[Data excerpts]
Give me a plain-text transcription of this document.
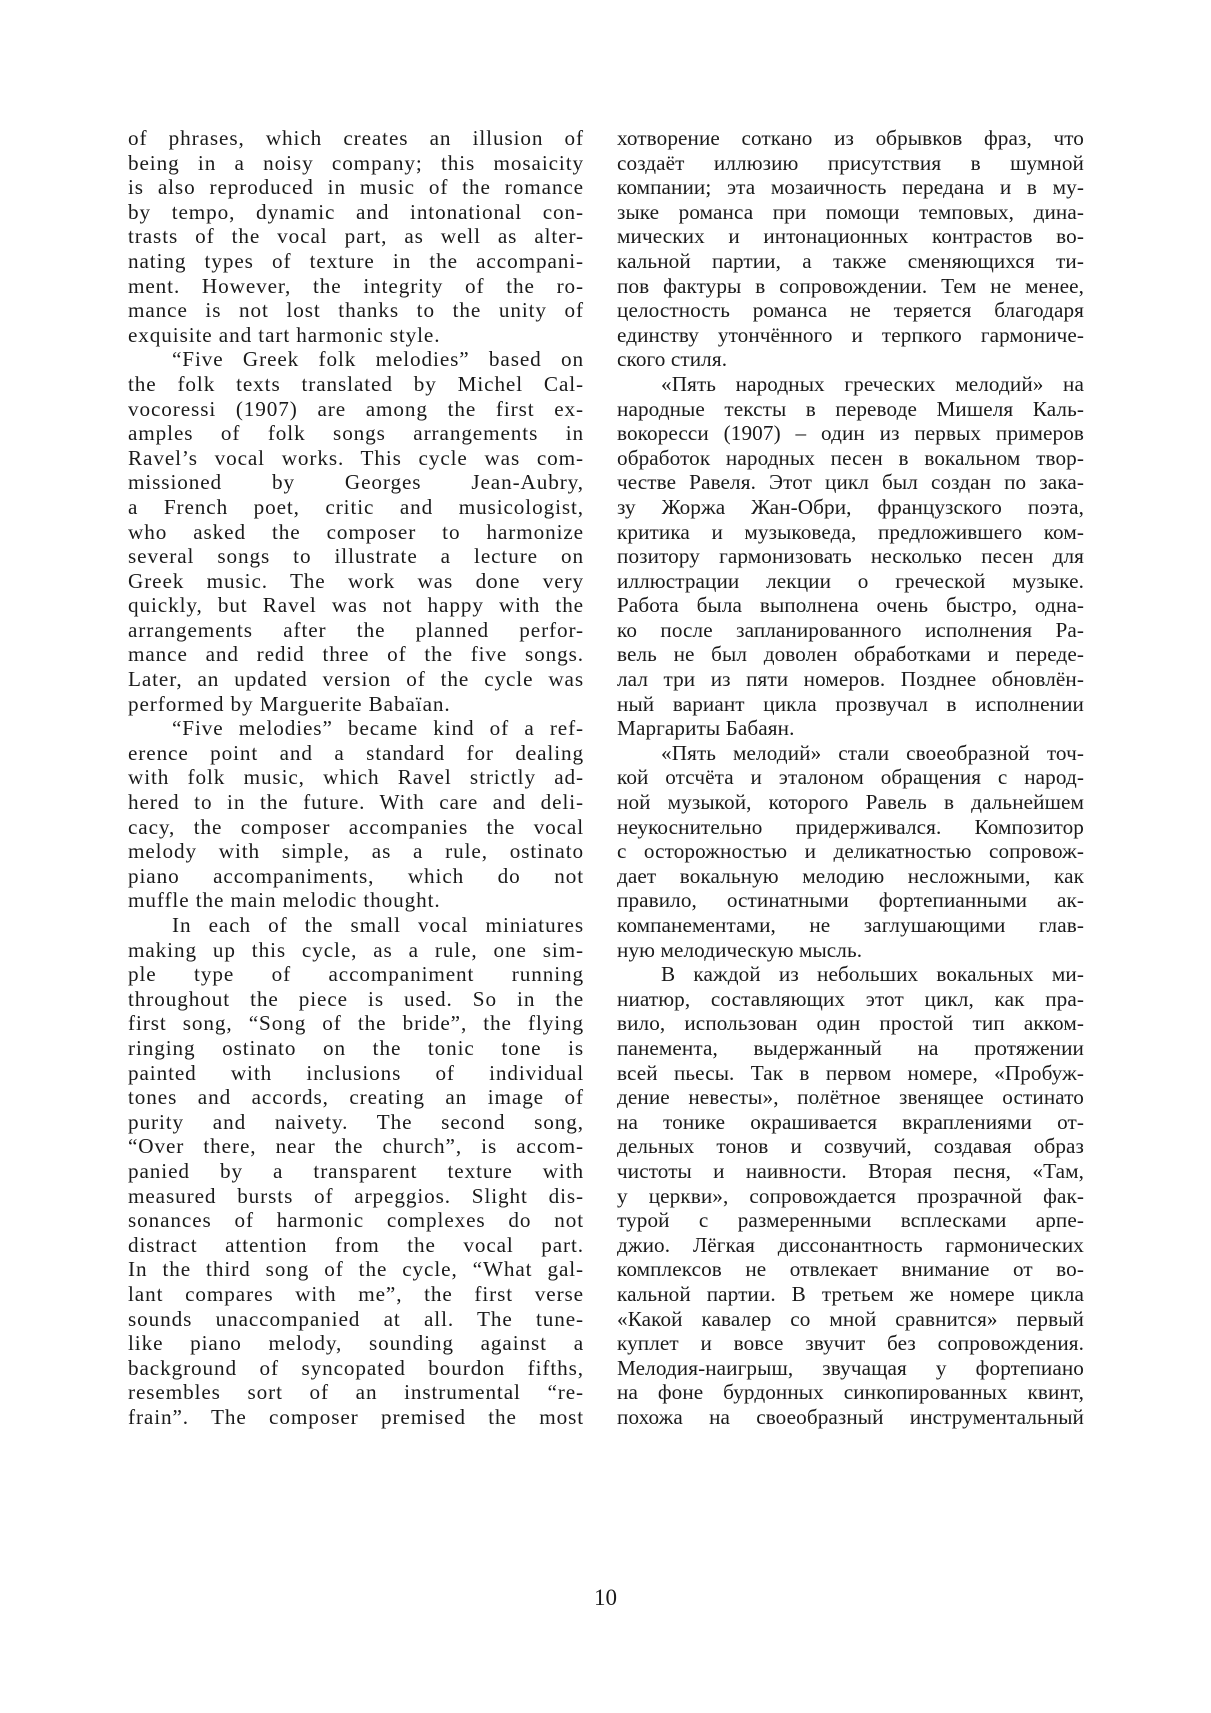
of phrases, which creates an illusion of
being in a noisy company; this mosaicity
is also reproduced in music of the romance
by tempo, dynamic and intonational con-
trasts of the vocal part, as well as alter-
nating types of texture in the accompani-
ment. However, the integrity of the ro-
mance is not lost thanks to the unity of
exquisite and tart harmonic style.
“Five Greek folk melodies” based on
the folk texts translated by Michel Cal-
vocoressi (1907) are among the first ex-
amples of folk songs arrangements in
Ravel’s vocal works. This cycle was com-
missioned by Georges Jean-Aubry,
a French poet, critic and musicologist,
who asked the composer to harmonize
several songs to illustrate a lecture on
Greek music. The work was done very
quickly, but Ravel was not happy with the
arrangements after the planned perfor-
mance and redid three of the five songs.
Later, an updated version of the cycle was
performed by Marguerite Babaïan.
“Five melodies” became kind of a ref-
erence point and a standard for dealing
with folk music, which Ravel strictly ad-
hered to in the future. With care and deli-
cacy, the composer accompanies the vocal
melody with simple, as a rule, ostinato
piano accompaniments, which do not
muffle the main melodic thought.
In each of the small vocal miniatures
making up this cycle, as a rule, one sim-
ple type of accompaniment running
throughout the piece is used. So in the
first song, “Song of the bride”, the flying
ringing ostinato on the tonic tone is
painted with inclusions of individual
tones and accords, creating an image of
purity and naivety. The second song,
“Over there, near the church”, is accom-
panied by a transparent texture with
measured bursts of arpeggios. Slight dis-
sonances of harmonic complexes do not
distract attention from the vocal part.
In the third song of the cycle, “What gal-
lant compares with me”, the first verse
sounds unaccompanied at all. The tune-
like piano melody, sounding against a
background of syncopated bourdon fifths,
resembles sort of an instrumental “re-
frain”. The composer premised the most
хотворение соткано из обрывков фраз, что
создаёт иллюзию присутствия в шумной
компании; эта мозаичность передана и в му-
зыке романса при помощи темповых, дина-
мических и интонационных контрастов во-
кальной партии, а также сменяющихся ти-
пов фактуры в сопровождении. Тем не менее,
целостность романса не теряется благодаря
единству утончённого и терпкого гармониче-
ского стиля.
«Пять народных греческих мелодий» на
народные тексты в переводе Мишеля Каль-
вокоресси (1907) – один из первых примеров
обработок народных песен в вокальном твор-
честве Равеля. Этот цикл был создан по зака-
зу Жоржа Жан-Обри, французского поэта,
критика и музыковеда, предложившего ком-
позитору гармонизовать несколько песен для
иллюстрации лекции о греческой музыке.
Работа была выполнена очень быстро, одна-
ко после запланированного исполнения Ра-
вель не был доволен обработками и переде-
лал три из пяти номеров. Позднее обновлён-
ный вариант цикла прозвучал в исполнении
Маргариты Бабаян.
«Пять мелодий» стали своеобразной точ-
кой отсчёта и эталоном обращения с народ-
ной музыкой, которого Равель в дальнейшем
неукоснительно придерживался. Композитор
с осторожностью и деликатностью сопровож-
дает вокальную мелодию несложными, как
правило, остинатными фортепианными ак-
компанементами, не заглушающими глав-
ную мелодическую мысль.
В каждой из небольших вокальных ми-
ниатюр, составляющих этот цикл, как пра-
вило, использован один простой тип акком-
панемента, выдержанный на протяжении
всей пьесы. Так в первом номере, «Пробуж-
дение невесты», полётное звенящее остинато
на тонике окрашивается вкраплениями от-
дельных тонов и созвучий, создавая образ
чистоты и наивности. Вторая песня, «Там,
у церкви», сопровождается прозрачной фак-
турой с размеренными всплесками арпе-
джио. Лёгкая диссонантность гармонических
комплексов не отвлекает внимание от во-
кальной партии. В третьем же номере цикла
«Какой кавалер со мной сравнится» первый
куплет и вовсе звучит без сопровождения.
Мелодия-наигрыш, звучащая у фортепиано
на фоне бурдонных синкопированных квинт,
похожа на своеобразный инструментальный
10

• REQUEST
Write the listing out a second time exactly, dropping all images.

• WRITTEN SOLUTION
Give me a plain-text transcription of this document.
of phrases, which creates an illusion of
being in a noisy company; this mosaicity
is also reproduced in music of the romance
by tempo, dynamic and intonational con-
trasts of the vocal part, as well as alter-
nating types of texture in the accompani-
ment. However, the integrity of the ro-
mance is not lost thanks to the unity of
exquisite and tart harmonic style.
“Five Greek folk melodies” based on
the folk texts translated by Michel Cal-
vocoressi (1907) are among the first ex-
amples of folk songs arrangements in
Ravel’s vocal works. This cycle was com-
missioned by Georges Jean-Aubry,
a French poet, critic and musicologist,
who asked the composer to harmonize
several songs to illustrate a lecture on
Greek music. The work was done very
quickly, but Ravel was not happy with the
arrangements after the planned perfor-
mance and redid three of the five songs.
Later, an updated version of the cycle was
performed by Marguerite Babaïan.
“Five melodies” became kind of a ref-
erence point and a standard for dealing
with folk music, which Ravel strictly ad-
hered to in the future. With care and deli-
cacy, the composer accompanies the vocal
melody with simple, as a rule, ostinato
piano accompaniments, which do not
muffle the main melodic thought.
In each of the small vocal miniatures
making up this cycle, as a rule, one sim-
ple type of accompaniment running
throughout the piece is used. So in the
first song, “Song of the bride”, the flying
ringing ostinato on the tonic tone is
painted with inclusions of individual
tones and accords, creating an image of
purity and naivety. The second song,
“Over there, near the church”, is accom-
panied by a transparent texture with
measured bursts of arpeggios. Slight dis-
sonances of harmonic complexes do not
distract attention from the vocal part.
In the third song of the cycle, “What gal-
lant compares with me”, the first verse
sounds unaccompanied at all. The tune-
like piano melody, sounding against a
background of syncopated bourdon fifths,
resembles sort of an instrumental “re-
frain”. The composer premised the most
хотворение соткано из обрывков фраз, что
создаёт иллюзию присутствия в шумной
компании; эта мозаичность передана и в му-
зыке романса при помощи темповых, дина-
мических и интонационных контрастов во-
кальной партии, а также сменяющихся ти-
пов фактуры в сопровождении. Тем не менее,
целостность романса не теряется благодаря
единству утончённого и терпкого гармониче-
ского стиля.
«Пять народных греческих мелодий» на
народные тексты в переводе Мишеля Каль-
вокоресси (1907) – один из первых примеров
обработок народных песен в вокальном твор-
честве Равеля. Этот цикл был создан по зака-
зу Жоржа Жан-Обри, французского поэта,
критика и музыковеда, предложившего ком-
позитору гармонизовать несколько песен для
иллюстрации лекции о греческой музыке.
Работа была выполнена очень быстро, одна-
ко после запланированного исполнения Ра-
вель не был доволен обработками и переде-
лал три из пяти номеров. Позднее обновлён-
ный вариант цикла прозвучал в исполнении
Маргариты Бабаян.
«Пять мелодий» стали своеобразной точ-
кой отсчёта и эталоном обращения с народ-
ной музыкой, которого Равель в дальнейшем
неукоснительно придерживался. Композитор
с осторожностью и деликатностью сопровож-
дает вокальную мелодию несложными, как
правило, остинатными фортепианными ак-
компанементами, не заглушающими глав-
ную мелодическую мысль.
В каждой из небольших вокальных ми-
ниатюр, составляющих этот цикл, как пра-
вило, использован один простой тип акком-
панемента, выдержанный на протяжении
всей пьесы. Так в первом номере, «Пробуж-
дение невесты», полётное звенящее остинато
на тонике окрашивается вкраплениями от-
дельных тонов и созвучий, создавая образ
чистоты и наивности. Вторая песня, «Там,
у церкви», сопровождается прозрачной фак-
турой с размеренными всплесками арпе-
джио. Лёгкая диссонантность гармонических
комплексов не отвлекает внимание от во-
кальной партии. В третьем же номере цикла
«Какой кавалер со мной сравнится» первый
куплет и вовсе звучит без сопровождения.
Мелодия-наигрыш, звучащая у фортепиано
на фоне бурдонных синкопированных квинт,
похожа на своеобразный инструментальный
10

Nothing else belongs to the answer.